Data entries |
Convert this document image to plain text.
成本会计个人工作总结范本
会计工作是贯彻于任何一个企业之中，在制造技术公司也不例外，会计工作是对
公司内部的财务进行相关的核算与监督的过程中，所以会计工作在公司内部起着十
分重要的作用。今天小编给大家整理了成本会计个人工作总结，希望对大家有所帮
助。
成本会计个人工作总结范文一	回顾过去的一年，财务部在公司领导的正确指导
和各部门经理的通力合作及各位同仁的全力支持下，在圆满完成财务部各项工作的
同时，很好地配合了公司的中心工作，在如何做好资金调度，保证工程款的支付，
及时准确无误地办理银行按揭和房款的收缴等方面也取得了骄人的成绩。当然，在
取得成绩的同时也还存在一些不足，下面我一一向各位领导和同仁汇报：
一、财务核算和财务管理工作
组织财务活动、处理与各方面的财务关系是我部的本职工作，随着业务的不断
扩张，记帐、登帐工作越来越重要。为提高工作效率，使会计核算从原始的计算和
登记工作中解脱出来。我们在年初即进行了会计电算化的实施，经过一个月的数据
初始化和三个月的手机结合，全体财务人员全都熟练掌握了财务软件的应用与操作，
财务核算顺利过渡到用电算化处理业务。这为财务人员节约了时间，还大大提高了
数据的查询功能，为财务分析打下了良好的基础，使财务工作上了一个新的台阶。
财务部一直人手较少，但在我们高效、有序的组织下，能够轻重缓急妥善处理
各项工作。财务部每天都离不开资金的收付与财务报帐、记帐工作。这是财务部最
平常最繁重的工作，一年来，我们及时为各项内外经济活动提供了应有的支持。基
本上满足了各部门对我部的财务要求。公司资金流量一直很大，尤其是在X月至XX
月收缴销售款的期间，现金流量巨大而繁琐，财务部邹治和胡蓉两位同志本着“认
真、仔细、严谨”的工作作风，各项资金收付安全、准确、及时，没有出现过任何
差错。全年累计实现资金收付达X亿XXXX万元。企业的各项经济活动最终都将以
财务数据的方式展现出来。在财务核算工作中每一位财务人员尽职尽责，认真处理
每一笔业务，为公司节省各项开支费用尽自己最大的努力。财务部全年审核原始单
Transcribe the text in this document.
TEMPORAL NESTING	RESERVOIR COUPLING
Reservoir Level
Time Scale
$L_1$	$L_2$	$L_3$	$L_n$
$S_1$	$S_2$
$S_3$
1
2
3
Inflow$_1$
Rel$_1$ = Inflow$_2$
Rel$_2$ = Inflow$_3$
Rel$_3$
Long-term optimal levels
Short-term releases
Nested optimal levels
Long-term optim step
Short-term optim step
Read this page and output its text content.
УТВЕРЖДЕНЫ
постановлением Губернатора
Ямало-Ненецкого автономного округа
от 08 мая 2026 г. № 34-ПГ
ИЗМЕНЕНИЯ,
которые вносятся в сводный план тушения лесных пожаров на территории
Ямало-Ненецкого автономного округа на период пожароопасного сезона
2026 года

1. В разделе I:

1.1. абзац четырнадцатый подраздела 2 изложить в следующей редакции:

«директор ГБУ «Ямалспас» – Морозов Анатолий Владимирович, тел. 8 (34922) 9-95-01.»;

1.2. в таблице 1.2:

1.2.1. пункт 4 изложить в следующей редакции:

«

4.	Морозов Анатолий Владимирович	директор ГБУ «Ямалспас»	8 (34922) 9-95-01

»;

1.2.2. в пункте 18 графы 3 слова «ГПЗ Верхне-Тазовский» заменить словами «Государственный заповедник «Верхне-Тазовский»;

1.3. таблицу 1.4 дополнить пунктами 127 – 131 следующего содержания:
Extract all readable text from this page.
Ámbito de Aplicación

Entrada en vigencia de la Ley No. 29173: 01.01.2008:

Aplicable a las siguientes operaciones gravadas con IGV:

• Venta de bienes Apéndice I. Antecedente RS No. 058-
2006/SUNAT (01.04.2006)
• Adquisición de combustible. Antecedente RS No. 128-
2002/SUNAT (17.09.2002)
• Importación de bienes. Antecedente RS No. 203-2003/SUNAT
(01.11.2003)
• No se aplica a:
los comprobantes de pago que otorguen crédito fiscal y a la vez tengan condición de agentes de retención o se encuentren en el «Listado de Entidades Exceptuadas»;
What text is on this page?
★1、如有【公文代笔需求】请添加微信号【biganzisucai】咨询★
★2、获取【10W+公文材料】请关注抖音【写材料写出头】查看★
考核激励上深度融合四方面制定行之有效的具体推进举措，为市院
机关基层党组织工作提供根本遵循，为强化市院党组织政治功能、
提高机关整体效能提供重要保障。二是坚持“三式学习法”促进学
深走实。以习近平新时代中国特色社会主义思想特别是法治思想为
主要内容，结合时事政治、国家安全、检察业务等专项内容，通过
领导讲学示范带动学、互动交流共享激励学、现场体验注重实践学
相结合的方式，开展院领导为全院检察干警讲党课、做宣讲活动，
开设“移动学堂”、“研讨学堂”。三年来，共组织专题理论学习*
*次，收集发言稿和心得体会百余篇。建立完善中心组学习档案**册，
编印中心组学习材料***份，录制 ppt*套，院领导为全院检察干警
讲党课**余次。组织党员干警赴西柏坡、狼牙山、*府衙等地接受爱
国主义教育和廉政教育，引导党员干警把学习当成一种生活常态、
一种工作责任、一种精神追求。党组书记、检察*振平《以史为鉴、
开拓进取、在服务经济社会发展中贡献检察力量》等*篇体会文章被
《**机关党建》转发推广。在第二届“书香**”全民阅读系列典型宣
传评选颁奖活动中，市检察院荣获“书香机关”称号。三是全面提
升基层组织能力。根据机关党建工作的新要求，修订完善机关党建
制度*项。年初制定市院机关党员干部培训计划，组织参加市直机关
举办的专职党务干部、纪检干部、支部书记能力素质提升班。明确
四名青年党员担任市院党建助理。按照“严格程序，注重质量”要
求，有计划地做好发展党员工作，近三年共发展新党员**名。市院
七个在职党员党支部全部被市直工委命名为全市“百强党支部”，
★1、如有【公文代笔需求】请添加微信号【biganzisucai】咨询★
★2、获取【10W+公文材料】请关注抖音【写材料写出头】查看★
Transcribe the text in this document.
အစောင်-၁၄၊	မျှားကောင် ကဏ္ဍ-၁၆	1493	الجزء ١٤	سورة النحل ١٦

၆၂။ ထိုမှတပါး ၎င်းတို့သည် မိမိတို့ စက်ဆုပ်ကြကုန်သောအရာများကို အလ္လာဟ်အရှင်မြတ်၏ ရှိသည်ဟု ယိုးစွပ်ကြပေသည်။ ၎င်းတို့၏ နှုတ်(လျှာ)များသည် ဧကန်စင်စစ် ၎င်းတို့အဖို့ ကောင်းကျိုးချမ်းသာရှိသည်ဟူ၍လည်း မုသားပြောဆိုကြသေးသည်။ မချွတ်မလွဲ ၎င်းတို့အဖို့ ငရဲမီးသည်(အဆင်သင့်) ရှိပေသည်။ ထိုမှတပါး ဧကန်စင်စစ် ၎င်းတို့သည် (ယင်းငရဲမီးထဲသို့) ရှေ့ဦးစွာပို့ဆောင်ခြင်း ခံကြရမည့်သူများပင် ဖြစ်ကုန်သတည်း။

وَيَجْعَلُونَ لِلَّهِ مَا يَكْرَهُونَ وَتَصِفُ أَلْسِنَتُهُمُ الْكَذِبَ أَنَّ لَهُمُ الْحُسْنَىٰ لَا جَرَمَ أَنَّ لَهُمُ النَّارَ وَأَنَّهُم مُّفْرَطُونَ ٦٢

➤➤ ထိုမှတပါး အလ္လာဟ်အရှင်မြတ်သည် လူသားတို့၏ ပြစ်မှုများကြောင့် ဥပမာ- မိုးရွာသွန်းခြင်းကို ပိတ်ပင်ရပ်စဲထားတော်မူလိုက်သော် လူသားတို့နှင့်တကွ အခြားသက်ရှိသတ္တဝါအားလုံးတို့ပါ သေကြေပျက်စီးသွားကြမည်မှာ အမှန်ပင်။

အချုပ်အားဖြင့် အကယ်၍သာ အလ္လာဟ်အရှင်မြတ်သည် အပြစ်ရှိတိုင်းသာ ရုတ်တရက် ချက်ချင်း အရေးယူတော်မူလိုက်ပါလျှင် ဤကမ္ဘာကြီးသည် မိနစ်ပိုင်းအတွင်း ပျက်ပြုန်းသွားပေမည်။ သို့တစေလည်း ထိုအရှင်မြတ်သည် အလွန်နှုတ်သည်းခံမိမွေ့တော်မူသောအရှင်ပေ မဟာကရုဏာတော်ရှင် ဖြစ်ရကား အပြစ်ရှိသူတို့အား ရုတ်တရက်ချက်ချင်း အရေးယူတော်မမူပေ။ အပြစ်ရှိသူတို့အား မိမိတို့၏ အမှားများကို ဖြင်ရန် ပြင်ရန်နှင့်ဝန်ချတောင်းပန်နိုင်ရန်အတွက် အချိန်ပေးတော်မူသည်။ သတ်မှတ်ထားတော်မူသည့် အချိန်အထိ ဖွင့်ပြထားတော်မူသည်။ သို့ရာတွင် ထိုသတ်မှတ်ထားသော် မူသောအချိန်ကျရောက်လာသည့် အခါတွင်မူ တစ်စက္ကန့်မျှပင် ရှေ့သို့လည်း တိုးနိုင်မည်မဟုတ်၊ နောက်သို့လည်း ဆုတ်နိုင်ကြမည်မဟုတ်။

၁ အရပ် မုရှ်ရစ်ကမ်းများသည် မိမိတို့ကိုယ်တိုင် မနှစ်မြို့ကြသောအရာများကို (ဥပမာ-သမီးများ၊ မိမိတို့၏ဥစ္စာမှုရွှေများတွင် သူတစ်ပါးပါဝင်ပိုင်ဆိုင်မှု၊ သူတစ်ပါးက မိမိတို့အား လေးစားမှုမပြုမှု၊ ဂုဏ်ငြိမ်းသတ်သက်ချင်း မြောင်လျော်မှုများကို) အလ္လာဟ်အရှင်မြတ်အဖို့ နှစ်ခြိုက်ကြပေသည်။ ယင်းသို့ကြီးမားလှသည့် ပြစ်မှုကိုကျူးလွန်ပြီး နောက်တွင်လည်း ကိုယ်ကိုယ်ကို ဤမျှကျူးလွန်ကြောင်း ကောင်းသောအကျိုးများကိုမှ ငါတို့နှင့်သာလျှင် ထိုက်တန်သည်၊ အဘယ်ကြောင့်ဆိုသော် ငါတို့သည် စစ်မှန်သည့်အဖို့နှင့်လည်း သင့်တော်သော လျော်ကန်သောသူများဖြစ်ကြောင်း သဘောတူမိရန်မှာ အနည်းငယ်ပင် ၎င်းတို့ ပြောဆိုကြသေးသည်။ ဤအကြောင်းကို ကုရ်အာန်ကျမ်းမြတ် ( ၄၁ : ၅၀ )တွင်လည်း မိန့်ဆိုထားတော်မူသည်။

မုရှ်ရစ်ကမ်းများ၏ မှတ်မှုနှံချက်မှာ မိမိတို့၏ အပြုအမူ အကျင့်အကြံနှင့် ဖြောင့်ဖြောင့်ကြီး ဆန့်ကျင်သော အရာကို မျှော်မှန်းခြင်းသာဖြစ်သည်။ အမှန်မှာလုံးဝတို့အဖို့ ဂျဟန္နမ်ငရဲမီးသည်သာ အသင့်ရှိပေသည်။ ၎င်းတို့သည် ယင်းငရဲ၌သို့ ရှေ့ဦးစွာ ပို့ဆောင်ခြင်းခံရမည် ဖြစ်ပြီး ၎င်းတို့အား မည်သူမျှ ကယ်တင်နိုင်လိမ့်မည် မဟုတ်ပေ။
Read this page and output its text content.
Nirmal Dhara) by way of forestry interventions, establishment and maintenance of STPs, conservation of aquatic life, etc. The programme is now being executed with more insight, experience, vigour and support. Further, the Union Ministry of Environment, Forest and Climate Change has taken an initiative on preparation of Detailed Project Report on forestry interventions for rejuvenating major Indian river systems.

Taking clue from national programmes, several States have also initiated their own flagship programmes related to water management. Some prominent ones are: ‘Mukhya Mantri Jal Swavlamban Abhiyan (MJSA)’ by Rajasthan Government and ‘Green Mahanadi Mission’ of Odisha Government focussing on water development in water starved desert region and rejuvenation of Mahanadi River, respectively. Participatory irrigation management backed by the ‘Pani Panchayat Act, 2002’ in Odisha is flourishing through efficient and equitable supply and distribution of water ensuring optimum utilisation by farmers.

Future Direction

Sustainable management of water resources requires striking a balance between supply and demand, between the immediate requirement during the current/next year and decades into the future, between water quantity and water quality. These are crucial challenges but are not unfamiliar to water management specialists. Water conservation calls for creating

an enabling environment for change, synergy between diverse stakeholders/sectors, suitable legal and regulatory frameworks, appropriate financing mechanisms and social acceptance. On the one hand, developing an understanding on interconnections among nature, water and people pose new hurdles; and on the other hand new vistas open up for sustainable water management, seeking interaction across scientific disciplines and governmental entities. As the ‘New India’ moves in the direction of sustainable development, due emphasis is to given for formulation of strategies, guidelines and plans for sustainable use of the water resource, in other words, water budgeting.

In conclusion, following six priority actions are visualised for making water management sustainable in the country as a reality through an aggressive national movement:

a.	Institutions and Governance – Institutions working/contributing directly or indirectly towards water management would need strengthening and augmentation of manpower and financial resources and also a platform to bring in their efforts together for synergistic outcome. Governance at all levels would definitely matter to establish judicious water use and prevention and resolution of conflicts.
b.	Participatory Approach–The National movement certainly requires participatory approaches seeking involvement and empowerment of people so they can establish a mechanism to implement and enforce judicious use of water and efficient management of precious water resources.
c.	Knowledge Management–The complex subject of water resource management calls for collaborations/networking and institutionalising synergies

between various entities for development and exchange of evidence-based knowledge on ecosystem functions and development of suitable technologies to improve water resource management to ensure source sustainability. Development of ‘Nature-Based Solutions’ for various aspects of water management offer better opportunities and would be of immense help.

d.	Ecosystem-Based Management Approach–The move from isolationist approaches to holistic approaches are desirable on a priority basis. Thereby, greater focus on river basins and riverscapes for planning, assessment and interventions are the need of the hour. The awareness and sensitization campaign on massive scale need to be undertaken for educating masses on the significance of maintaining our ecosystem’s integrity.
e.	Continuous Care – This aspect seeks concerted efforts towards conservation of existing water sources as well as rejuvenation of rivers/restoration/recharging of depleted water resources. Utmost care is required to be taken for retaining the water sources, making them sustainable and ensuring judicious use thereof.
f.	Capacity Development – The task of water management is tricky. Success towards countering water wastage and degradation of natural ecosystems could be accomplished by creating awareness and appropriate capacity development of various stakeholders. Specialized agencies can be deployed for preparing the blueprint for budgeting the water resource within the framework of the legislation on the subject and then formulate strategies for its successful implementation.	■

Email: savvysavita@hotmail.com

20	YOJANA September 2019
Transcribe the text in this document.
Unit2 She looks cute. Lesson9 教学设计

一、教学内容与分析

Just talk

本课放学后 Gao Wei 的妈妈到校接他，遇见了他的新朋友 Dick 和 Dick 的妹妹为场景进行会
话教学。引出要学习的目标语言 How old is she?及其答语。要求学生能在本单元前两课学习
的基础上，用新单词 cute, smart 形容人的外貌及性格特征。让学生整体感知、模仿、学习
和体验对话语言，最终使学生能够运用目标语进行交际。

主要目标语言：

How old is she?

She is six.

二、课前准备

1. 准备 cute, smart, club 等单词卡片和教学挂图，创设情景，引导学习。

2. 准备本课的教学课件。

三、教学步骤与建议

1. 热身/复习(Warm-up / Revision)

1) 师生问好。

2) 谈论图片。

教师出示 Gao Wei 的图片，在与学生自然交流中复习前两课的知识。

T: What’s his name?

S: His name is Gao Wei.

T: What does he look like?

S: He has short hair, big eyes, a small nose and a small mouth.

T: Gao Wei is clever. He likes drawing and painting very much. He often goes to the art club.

Problem to work on |
Answer with one number: how many lines in the listing hold "conservation".

The reply |
3